PROBLEMS TO SOLVE:
- 1) Reproduce the court opinion summary from "[3] Criminal Law" to "accorded the evidence.".
- 2) In the court opinion summary, which court entered the judgment that is being appealed?

TEXT SEGMENT:
Opinion
No. 2383-1.
June 17, 1974.
[1] Criminal Law — Witnesses — Identity of Informant — Acquaintance of Accused. There is no requirement that an accused be provided with the name or precise actions of an informant when that informant is an acquaintance of the accused and no pretrial effort to discover his whereabouts or information possessed or to subpoena him has been made. [See Ann. 76 A.L.R.2d 262, 291; 21 Am.Jur.2d, Criminal Law § 332.]
[2] Criminal Law — Trial — Uncalled Witness — Informant — Effect. No inference of unfavorable testimony may be drawn by the failure of the State to call a confidential witness. The public policy of protecting and encouraging such informant's cooperation with the police may not be so defeated.
[3] Criminal Law — Evidence — Exhibits — Identification — Identifying Mark. The absence of an identifying mark alleged to have been placed on an item of evidence by a custodian, when other identifying circumstances are sufficient to permit the admittance of the exhibit, merely affects the weight to be accorded the evidence.
[4] Trial — Instructions — Use of Statutory Language. An instruction which correctly states the law is not a comment on the evidence.
Appeal from a judgment of the Superior Court for King County, No. 63071, James J. Dore, J., entered June 8, 1973.

MATERIAL:
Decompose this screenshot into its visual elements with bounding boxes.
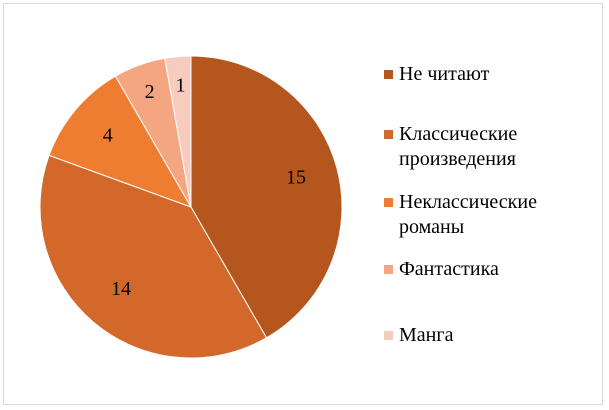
pie-slice [48,75,193,208]
legend-label: Классические произведения [399,123,518,170]
legend-item: Классические произведения [383,122,588,172]
data-label: 4 [103,125,113,147]
data-label: 2 [145,81,155,103]
pie-slice [190,55,343,339]
data-label: 14 [111,278,131,300]
legend-label: Не читают [399,63,490,85]
pie-slice [164,55,192,208]
legend-swatch [383,69,394,80]
legend-item: Не читают [383,62,588,87]
legend-label: Фантастика [399,258,499,280]
chart-border [3,3,603,405]
data-label: 15 [286,166,306,188]
pie-slice [39,154,268,359]
legend-item: Неклассические романы [383,190,588,240]
legend-swatch [383,330,394,341]
legend-label: Манга [399,324,454,346]
legend-label: Неклассические романы [399,191,537,238]
data-label: 1 [175,74,185,96]
legend-swatch [383,129,394,140]
legend-swatch [383,197,394,208]
legend-swatch [383,264,394,275]
legend-item: Фантастика [383,257,588,282]
legend-item: Манга [383,323,588,348]
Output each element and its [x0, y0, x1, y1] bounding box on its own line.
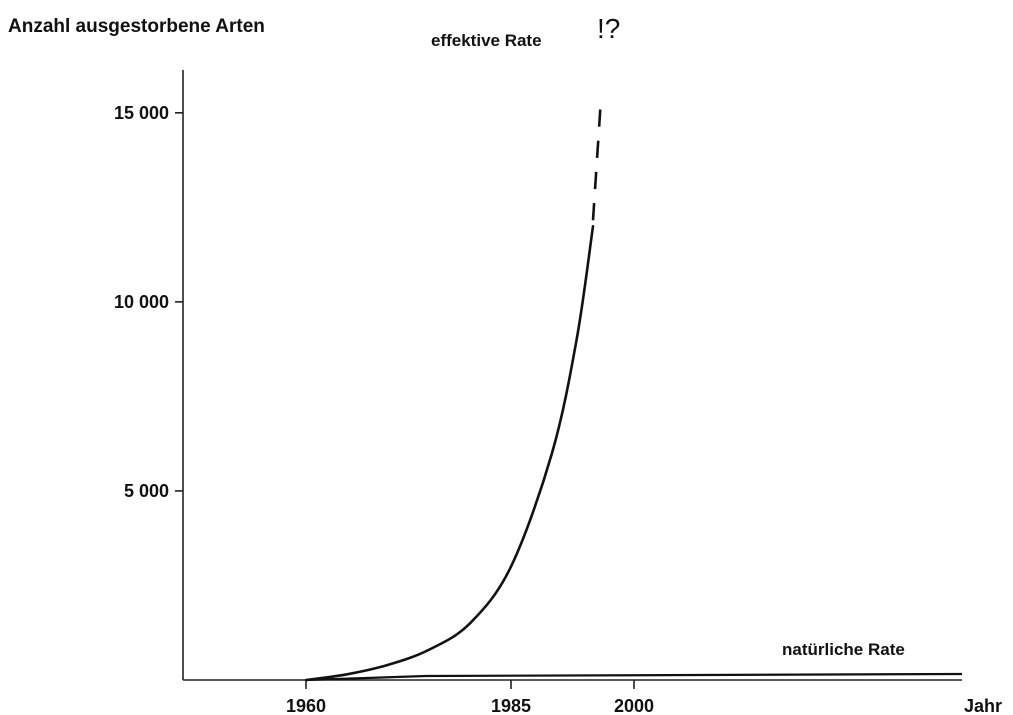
extension-dash — [595, 140, 600, 158]
series-line-natuerliche-rate — [305, 672, 963, 682]
x-tick-label: 1960 — [286, 696, 326, 715]
series-label-natuerliche-rate: natürliche Rate — [782, 640, 905, 659]
y-tick-label: 10 000 — [114, 292, 169, 312]
y-tick-label: 5 000 — [124, 481, 169, 501]
series-extension-effektive-rate — [591, 109, 602, 221]
x-tick-label: 1985 — [491, 696, 531, 715]
series-label-effektive-rate: effektive Rate — [431, 31, 542, 50]
x-axis-label: Jahr — [964, 696, 1002, 715]
y-tick-label: 15 000 — [114, 103, 169, 123]
x-tick-label: 2000 — [614, 696, 654, 715]
extension-dash — [593, 171, 598, 190]
y-axis-label: Anzahl ausgestorbene Arten — [8, 16, 265, 37]
y-ticks: 5 000 10 000 15 000 — [114, 103, 183, 501]
series-line-effektive-rate — [304, 224, 595, 682]
extension-dash — [597, 109, 602, 127]
extension-dash — [591, 203, 596, 221]
annotation-exclamation-question: !? — [597, 13, 620, 44]
x-ticks: 1960 1985 2000 — [286, 680, 654, 715]
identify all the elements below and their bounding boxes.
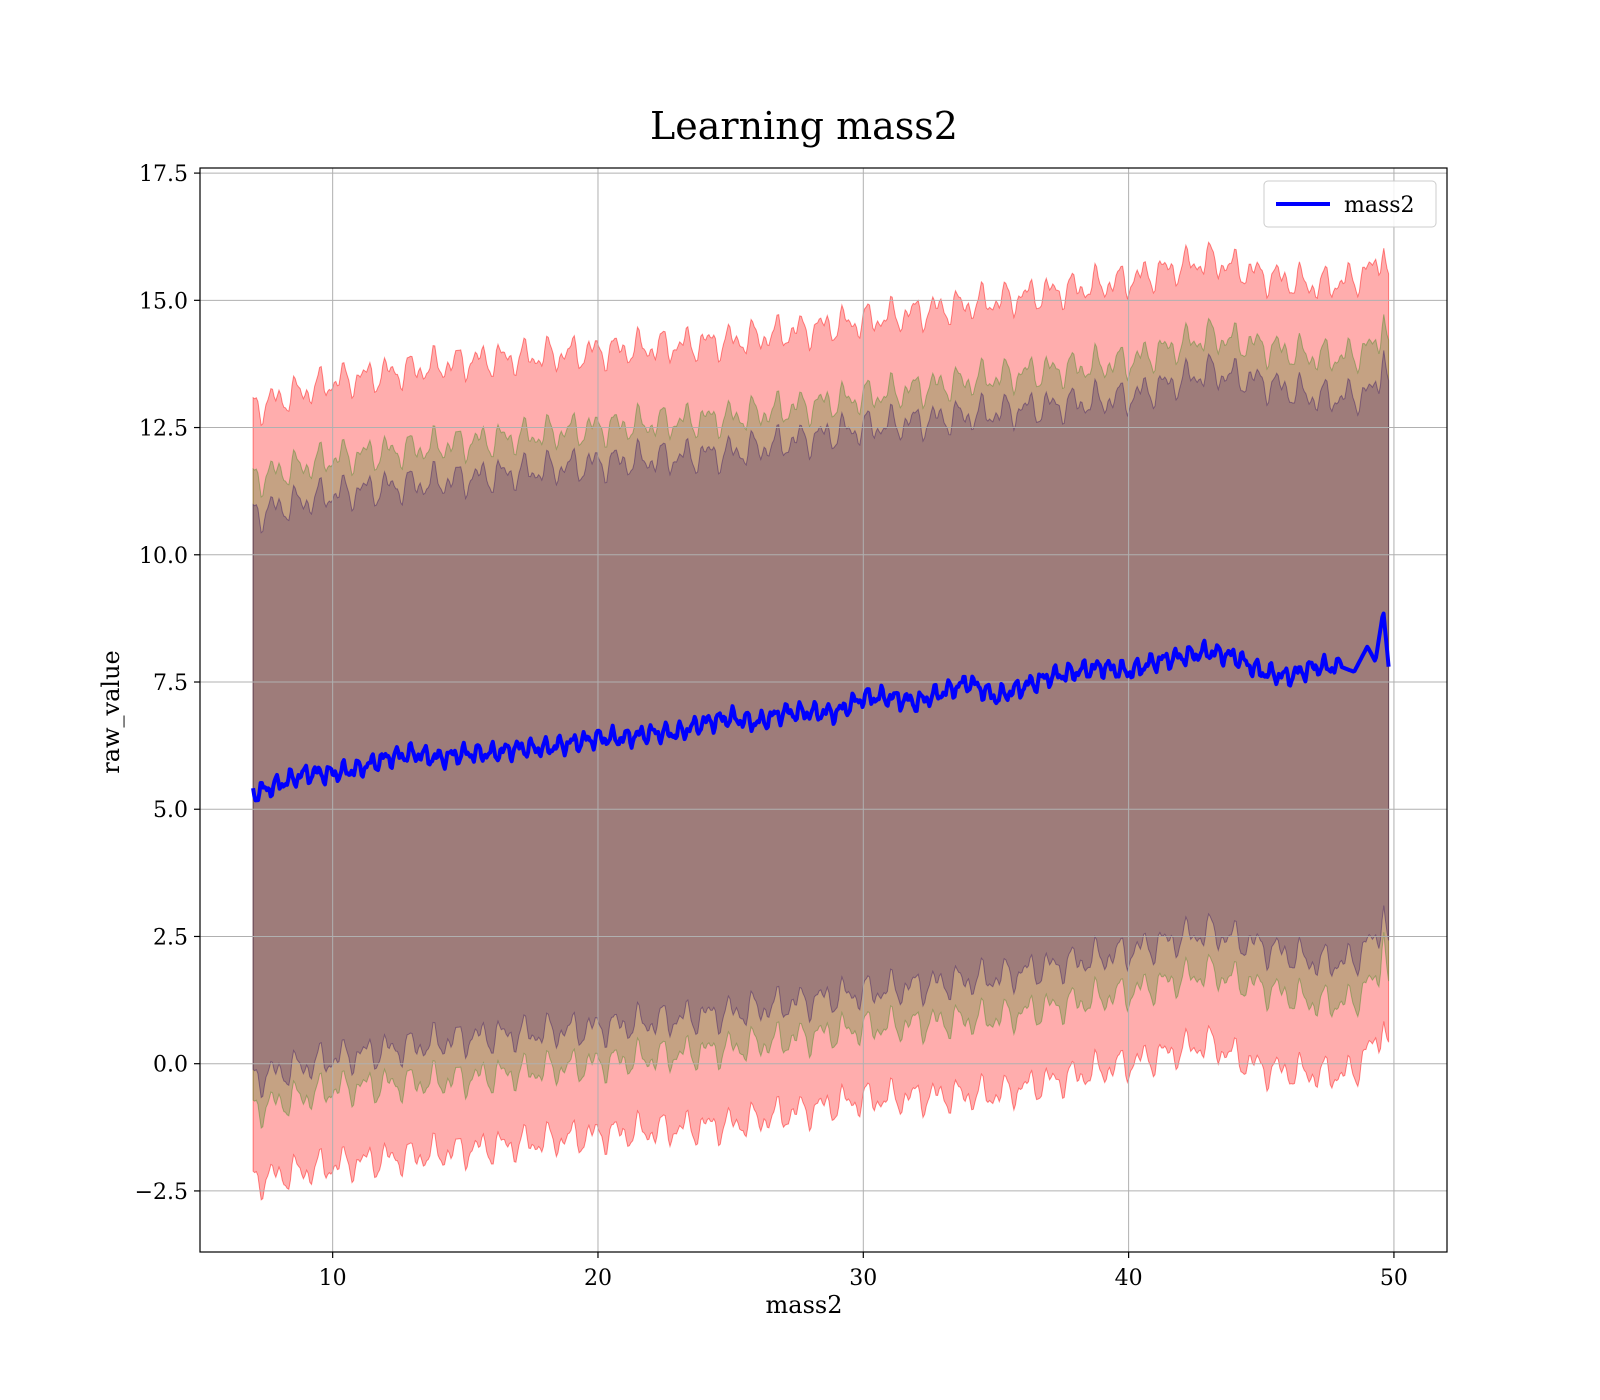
band-1 bbox=[252, 314, 1390, 1129]
x-tick-label-3: 40 bbox=[1115, 1266, 1143, 1291]
y-tick-label-1: 0.0 bbox=[153, 1053, 188, 1078]
y-axis-label: raw_value bbox=[97, 650, 125, 774]
y-tick-label-4: 7.5 bbox=[153, 671, 188, 696]
legend: mass2 bbox=[1263, 180, 1437, 228]
confidence-bands bbox=[252, 241, 1390, 1201]
plot-frame bbox=[199, 167, 1448, 1253]
y-tick-label-8: 17.5 bbox=[139, 162, 188, 187]
y-tick-label-5: 10.0 bbox=[139, 544, 188, 569]
y-tick-label-6: 12.5 bbox=[139, 417, 188, 442]
x-axis-label: mass2 bbox=[766, 1291, 843, 1319]
series-lines bbox=[251, 611, 1391, 803]
x-tick-label-0: 10 bbox=[319, 1266, 347, 1291]
series-line-mass2 bbox=[251, 611, 1391, 803]
x-axis-ticks: 10 20 30 40 50 bbox=[319, 1252, 1408, 1291]
y-tick-label-7: 15.0 bbox=[139, 289, 188, 314]
x-tick-label-2: 30 bbox=[849, 1266, 877, 1291]
chart-title: Learning mass2 bbox=[650, 104, 958, 148]
y-axis-ticks: −2.5 0.0 2.5 5.0 7.5 10.0 12.5 15.0 17.5 bbox=[135, 162, 200, 1205]
legend-box bbox=[1263, 180, 1437, 228]
x-tick-label-4: 50 bbox=[1380, 1266, 1408, 1291]
y-tick-label-2: 2.5 bbox=[153, 925, 188, 950]
x-tick-label-1: 20 bbox=[584, 1266, 612, 1291]
band-0 bbox=[252, 241, 1390, 1201]
legend-label: mass2 bbox=[1344, 193, 1415, 218]
y-tick-label-0: −2.5 bbox=[135, 1180, 188, 1205]
y-tick-label-3: 5.0 bbox=[153, 798, 188, 823]
band-2 bbox=[252, 350, 1390, 1099]
grid bbox=[200, 168, 1447, 1252]
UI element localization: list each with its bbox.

THE RESULTS:
- 1)
[3] Criminal Law — Evidence — Exhibits — Identification — Identifying Mark. The absence of an identifying mark alleged to have been placed on an item of evidence by a custodian, when other identifying circumstances are sufficient to permit the admittance of the exhibit, merely affects the weight to be accorded the evidence.

- 2) The Superior Court for King County.